### Task brief
Using the listing below, select the lines with the word "kommungemensamma" and copy them.

### Records

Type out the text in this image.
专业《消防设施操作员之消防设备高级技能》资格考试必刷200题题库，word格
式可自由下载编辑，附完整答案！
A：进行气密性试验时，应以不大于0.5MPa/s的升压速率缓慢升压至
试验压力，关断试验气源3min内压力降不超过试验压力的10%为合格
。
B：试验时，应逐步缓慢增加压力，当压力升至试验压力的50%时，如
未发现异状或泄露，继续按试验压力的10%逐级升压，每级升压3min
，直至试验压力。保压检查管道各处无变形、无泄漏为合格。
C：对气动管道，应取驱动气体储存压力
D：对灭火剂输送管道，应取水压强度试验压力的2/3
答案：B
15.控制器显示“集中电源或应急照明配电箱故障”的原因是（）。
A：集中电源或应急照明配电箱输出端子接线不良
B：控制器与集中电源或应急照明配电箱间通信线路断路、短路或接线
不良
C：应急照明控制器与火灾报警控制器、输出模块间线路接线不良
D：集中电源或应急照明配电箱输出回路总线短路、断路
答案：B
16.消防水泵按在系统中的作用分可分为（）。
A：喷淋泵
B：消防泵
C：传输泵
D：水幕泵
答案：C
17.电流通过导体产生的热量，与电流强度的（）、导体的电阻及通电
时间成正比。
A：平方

---

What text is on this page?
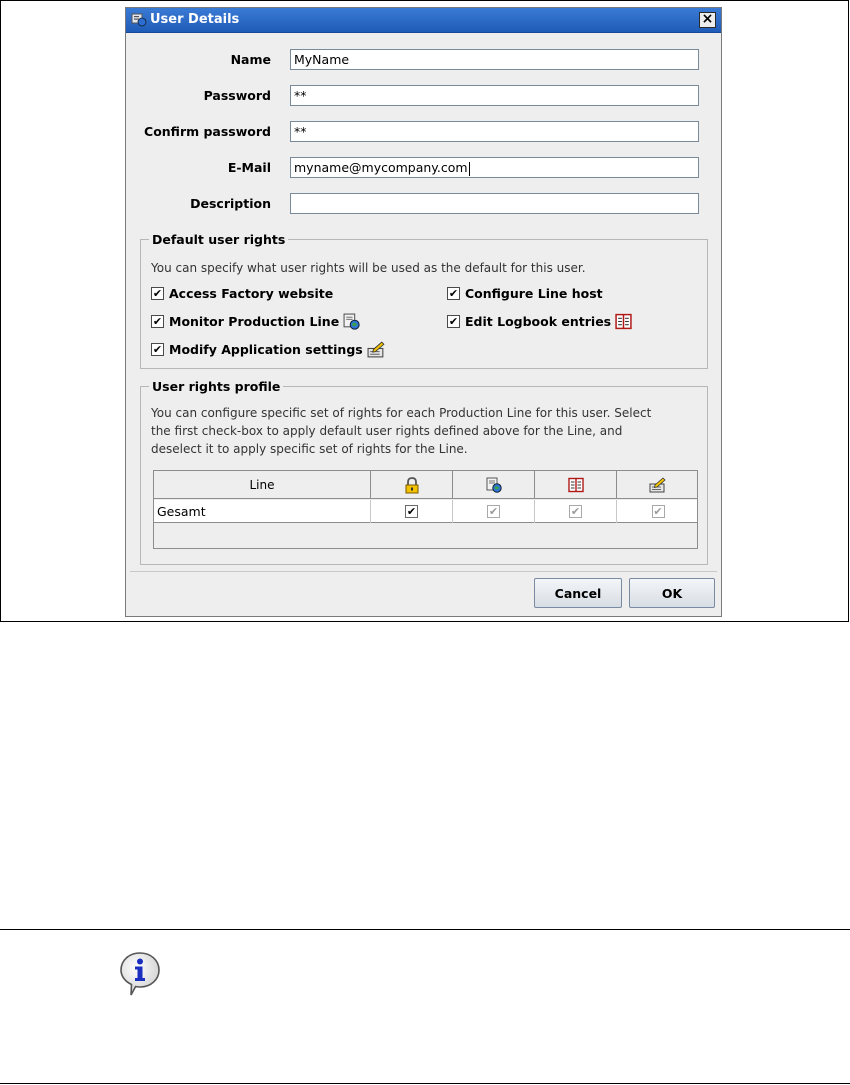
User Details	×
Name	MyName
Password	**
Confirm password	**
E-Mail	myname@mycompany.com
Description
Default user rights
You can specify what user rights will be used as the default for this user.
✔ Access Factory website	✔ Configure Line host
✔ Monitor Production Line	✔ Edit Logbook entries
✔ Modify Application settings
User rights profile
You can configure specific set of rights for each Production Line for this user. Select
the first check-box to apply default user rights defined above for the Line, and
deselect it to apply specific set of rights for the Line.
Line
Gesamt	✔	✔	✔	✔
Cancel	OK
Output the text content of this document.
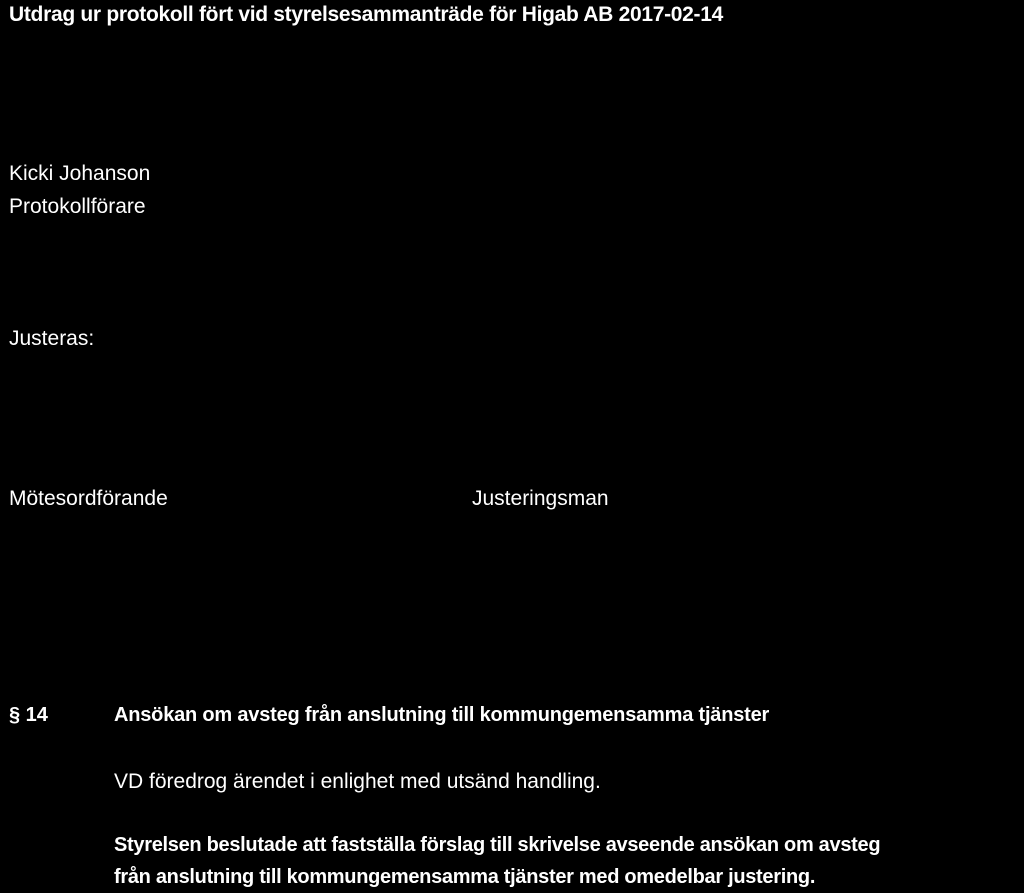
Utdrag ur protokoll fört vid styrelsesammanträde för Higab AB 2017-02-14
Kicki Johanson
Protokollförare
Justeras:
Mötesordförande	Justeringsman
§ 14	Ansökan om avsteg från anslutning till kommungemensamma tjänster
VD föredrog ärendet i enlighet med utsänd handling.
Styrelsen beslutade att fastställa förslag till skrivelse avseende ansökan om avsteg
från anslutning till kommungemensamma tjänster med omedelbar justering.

### Exercise result
§ 14	Ansökan om avsteg från anslutning till kommungemensamma tjänster
från anslutning till kommungemensamma tjänster med omedelbar justering.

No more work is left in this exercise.